Raw data:

======

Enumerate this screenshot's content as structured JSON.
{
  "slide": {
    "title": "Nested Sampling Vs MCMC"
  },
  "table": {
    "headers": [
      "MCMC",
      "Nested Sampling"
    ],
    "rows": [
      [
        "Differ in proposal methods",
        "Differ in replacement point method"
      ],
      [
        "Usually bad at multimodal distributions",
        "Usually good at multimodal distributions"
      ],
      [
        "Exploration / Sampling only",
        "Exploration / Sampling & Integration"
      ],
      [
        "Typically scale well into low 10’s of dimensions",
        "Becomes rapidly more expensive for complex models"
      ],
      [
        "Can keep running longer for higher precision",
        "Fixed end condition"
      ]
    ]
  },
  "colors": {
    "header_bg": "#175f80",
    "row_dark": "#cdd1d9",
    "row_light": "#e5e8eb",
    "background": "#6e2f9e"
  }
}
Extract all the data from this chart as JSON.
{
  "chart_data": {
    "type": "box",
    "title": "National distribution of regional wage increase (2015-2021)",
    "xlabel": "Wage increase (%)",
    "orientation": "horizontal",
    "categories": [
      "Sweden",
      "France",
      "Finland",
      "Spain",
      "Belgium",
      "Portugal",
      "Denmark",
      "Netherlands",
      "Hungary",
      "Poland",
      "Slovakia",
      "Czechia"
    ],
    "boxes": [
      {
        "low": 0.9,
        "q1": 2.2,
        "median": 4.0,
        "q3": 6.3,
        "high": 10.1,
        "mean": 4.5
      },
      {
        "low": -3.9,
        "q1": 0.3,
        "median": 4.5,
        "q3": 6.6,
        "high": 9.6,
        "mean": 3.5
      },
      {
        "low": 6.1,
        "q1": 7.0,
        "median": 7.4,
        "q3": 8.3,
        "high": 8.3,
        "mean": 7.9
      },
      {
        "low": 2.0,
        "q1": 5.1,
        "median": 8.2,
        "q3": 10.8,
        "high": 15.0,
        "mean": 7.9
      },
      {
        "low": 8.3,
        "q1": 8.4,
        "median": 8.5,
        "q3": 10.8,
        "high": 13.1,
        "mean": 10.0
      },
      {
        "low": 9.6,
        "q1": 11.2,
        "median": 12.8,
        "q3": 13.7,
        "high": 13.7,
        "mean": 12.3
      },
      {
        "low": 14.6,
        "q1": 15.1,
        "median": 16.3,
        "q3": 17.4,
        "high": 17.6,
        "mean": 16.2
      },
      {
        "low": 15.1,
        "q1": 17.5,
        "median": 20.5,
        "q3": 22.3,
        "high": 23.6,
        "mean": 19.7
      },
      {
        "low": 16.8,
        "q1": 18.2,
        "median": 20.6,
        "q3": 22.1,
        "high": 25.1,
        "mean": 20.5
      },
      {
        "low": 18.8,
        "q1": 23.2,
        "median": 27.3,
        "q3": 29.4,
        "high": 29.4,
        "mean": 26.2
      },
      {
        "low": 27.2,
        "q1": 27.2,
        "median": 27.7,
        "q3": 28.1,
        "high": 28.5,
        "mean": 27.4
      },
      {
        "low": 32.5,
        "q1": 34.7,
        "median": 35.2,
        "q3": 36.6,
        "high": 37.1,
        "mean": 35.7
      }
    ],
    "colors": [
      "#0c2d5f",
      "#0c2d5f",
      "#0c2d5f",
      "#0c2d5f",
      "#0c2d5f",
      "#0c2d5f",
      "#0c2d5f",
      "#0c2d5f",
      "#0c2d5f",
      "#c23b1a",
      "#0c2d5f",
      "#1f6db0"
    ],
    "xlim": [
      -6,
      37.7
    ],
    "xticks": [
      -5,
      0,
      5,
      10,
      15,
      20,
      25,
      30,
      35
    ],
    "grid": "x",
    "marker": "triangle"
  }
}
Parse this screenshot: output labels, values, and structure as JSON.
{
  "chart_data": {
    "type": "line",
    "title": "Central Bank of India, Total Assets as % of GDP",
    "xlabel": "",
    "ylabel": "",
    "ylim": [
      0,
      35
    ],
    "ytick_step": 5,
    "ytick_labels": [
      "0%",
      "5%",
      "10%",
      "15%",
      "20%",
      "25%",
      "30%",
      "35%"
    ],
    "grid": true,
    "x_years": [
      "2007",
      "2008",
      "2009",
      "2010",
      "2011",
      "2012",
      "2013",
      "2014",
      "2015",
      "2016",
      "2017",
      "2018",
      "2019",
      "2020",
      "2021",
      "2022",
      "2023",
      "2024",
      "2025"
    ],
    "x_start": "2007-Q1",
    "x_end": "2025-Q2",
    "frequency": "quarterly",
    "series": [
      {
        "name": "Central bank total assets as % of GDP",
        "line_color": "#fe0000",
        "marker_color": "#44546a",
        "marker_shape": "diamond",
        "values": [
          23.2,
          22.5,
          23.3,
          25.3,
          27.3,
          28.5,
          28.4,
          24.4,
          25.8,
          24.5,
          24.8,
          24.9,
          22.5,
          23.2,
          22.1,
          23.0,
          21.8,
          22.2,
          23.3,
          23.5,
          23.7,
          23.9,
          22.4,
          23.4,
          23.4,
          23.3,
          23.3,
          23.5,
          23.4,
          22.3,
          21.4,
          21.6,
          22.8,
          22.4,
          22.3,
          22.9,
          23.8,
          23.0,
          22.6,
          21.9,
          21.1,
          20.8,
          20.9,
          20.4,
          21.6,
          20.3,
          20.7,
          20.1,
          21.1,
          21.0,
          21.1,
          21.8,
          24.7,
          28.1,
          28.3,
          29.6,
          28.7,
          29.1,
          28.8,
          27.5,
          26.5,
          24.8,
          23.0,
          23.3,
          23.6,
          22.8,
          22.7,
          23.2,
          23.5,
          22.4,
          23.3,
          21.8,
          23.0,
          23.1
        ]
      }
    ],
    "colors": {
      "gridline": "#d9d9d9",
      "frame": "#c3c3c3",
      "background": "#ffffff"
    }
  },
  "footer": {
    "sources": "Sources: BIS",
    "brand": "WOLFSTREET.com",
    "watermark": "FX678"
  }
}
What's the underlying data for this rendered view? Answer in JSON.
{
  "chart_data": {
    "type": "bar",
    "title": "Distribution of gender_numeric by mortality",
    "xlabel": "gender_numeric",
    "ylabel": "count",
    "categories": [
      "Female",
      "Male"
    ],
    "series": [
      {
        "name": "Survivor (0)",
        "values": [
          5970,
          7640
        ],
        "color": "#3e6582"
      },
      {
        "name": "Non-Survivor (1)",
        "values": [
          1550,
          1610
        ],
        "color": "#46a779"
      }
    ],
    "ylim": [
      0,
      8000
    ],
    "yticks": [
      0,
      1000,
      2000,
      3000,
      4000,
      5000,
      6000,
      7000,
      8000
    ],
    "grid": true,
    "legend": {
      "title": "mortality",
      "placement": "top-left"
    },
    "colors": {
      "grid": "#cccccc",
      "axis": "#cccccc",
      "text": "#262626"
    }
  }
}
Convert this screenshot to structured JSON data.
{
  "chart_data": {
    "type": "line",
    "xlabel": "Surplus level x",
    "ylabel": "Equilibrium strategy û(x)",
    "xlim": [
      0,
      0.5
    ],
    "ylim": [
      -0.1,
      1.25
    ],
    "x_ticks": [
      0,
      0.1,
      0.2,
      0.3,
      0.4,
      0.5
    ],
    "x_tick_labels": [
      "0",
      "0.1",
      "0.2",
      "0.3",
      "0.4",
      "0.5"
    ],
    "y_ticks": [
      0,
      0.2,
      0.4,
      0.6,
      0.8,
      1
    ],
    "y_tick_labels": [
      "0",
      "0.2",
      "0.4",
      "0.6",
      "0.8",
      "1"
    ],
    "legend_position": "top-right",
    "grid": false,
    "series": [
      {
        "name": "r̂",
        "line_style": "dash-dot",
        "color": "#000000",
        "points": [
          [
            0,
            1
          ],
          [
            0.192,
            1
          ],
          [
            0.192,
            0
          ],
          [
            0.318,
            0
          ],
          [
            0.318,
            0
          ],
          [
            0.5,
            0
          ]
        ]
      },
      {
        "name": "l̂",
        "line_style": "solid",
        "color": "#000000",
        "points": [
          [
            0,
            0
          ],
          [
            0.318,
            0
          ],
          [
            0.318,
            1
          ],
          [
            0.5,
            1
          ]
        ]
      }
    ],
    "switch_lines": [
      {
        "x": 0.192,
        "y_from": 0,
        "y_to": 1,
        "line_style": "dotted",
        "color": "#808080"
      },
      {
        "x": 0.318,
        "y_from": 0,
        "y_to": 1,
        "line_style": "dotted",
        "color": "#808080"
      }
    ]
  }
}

======

Task to carry out: Search the data for "type" and list every line in which it occurs.

Finished answer:
    "type": "box",
    "type": "line",
    "type": "bar",
    "type": "line",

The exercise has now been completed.